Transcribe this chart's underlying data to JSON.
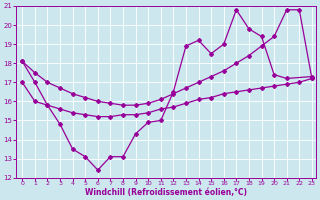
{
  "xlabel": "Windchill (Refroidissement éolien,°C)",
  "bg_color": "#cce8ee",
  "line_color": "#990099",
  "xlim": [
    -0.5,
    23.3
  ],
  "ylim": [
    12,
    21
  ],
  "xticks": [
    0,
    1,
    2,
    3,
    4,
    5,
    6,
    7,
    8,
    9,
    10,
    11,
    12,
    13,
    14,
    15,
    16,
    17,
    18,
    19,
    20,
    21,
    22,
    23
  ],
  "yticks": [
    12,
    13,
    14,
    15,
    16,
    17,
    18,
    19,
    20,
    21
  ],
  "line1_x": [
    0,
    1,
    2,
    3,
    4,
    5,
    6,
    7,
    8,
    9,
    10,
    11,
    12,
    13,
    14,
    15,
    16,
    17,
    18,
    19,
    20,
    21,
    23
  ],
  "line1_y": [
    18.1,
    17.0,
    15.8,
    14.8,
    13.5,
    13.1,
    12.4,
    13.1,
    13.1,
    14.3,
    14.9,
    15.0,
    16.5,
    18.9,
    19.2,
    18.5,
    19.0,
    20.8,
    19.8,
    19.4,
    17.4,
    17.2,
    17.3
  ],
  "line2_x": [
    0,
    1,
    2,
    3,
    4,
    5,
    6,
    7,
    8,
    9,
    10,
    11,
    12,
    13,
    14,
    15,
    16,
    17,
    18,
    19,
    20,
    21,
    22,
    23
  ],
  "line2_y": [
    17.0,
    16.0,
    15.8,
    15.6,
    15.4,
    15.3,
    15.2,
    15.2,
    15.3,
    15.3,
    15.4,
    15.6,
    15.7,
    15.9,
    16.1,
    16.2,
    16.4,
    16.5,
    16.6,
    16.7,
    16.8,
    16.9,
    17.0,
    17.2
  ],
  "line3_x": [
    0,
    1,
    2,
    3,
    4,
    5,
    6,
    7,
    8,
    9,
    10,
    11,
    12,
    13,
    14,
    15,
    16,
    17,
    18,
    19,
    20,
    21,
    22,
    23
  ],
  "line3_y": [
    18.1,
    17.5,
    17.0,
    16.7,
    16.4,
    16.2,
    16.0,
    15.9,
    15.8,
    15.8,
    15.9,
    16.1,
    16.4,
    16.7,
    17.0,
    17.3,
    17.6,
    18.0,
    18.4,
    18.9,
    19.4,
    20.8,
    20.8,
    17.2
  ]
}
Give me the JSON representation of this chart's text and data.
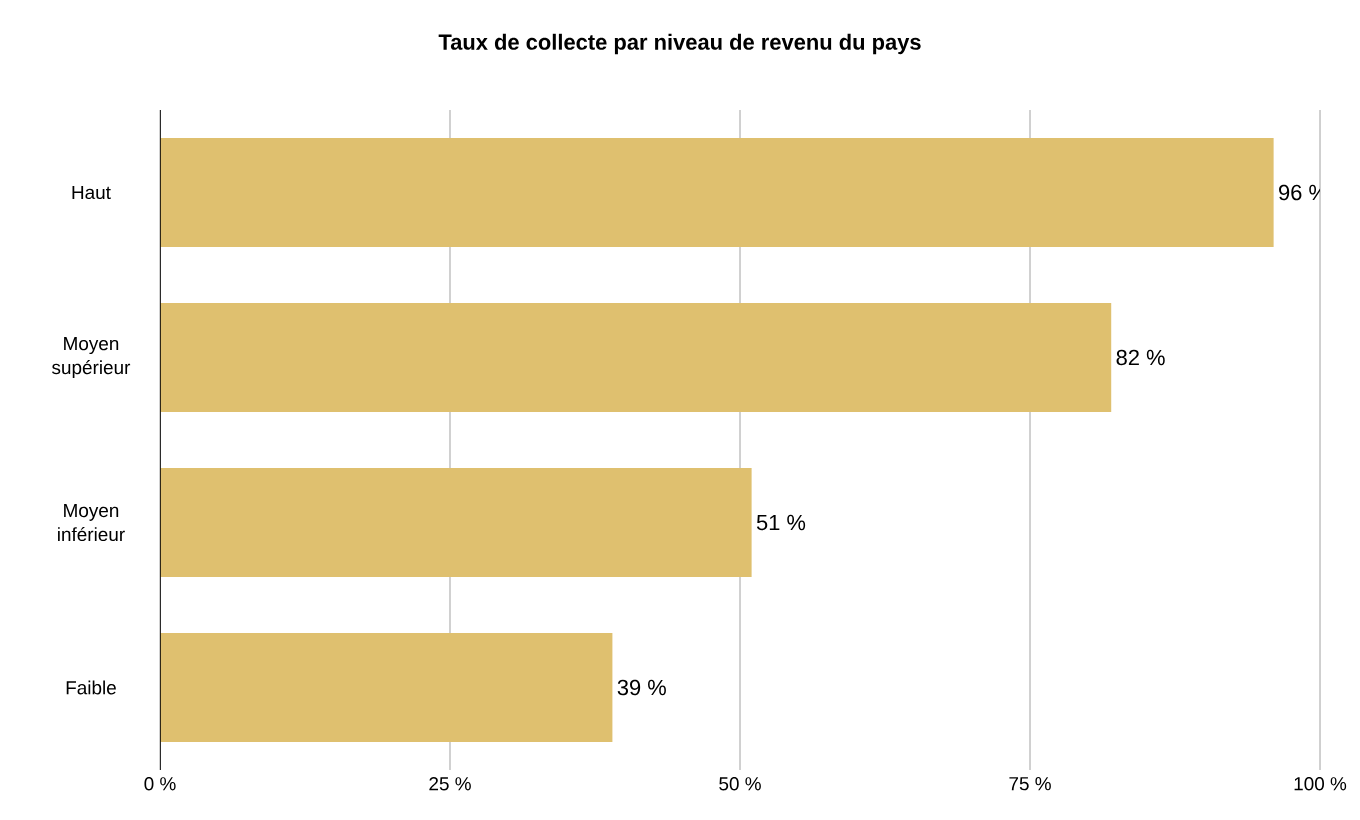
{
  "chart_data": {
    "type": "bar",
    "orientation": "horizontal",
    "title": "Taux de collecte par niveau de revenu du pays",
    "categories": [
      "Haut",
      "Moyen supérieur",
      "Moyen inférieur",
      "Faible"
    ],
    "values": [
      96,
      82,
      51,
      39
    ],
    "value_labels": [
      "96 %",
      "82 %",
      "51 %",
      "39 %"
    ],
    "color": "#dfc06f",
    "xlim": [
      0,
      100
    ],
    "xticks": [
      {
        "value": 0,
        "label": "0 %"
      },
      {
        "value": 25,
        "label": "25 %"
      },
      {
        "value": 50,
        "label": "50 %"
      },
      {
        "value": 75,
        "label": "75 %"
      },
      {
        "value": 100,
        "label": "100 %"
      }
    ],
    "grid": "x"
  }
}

******************************

- **Problem details**: Extract the text of all the records above verbatim, excluding pictures.

- **Task result**:
Transcribe this chart's underlying data to JSON.
{
  "xlabel": "Windchill (Refroidissement éolien,°C)",
  "bg_color": "#cce8ee",
  "line_color": "#990099",
  "xlim": [
    -0.5,
    23.3
  ],
  "ylim": [
    12,
    21
  ],
  "xticks": [
    0,
    1,
    2,
    3,
    4,
    5,
    6,
    7,
    8,
    9,
    10,
    11,
    12,
    13,
    14,
    15,
    16,
    17,
    18,
    19,
    20,
    21,
    22,
    23
  ],
  "yticks": [
    12,
    13,
    14,
    15,
    16,
    17,
    18,
    19,
    20,
    21
  ],
  "line1_x": [
    0,
    1,
    2,
    3,
    4,
    5,
    6,
    7,
    8,
    9,
    10,
    11,
    12,
    13,
    14,
    15,
    16,
    17,
    18,
    19,
    20,
    21,
    23
  ],
  "line1_y": [
    18.1,
    17.0,
    15.8,
    14.8,
    13.5,
    13.1,
    12.4,
    13.1,
    13.1,
    14.3,
    14.9,
    15.0,
    16.5,
    18.9,
    19.2,
    18.5,
    19.0,
    20.8,
    19.8,
    19.4,
    17.4,
    17.2,
    17.3
  ],
  "line2_x": [
    0,
    1,
    2,
    3,
    4,
    5,
    6,
    7,
    8,
    9,
    10,
    11,
    12,
    13,
    14,
    15,
    16,
    17,
    18,
    19,
    20,
    21,
    22,
    23
  ],
  "line2_y": [
    17.0,
    16.0,
    15.8,
    15.6,
    15.4,
    15.3,
    15.2,
    15.2,
    15.3,
    15.3,
    15.4,
    15.6,
    15.7,
    15.9,
    16.1,
    16.2,
    16.4,
    16.5,
    16.6,
    16.7,
    16.8,
    16.9,
    17.0,
    17.2
  ],
  "line3_x": [
    0,
    1,
    2,
    3,
    4,
    5,
    6,
    7,
    8,
    9,
    10,
    11,
    12,
    13,
    14,
    15,
    16,
    17,
    18,
    19,
    20,
    21,
    22,
    23
  ],
  "line3_y": [
    18.1,
    17.5,
    17.0,
    16.7,
    16.4,
    16.2,
    16.0,
    15.9,
    15.8,
    15.8,
    15.9,
    16.1,
    16.4,
    16.7,
    17.0,
    17.3,
    17.6,
    18.0,
    18.4,
    18.9,
    19.4,
    20.8,
    20.8,
    17.2
  ]
}
Give me the JSON representation of this chart's text and data.
{
  "chart_data": {
    "type": "bar",
    "orientation": "horizontal",
    "title": "Taux de collecte par niveau de revenu du pays",
    "categories": [
      "Haut",
      "Moyen supérieur",
      "Moyen inférieur",
      "Faible"
    ],
    "values": [
      96,
      82,
      51,
      39
    ],
    "value_labels": [
      "96 %",
      "82 %",
      "51 %",
      "39 %"
    ],
    "color": "#dfc06f",
    "xlim": [
      0,
      100
    ],
    "xticks": [
      {
        "value": 0,
        "label": "0 %"
      },
      {
        "value": 25,
        "label": "25 %"
      },
      {
        "value": 50,
        "label": "50 %"
      },
      {
        "value": 75,
        "label": "75 %"
      },
      {
        "value": 100,
        "label": "100 %"
      }
    ],
    "grid": "x"
  }
}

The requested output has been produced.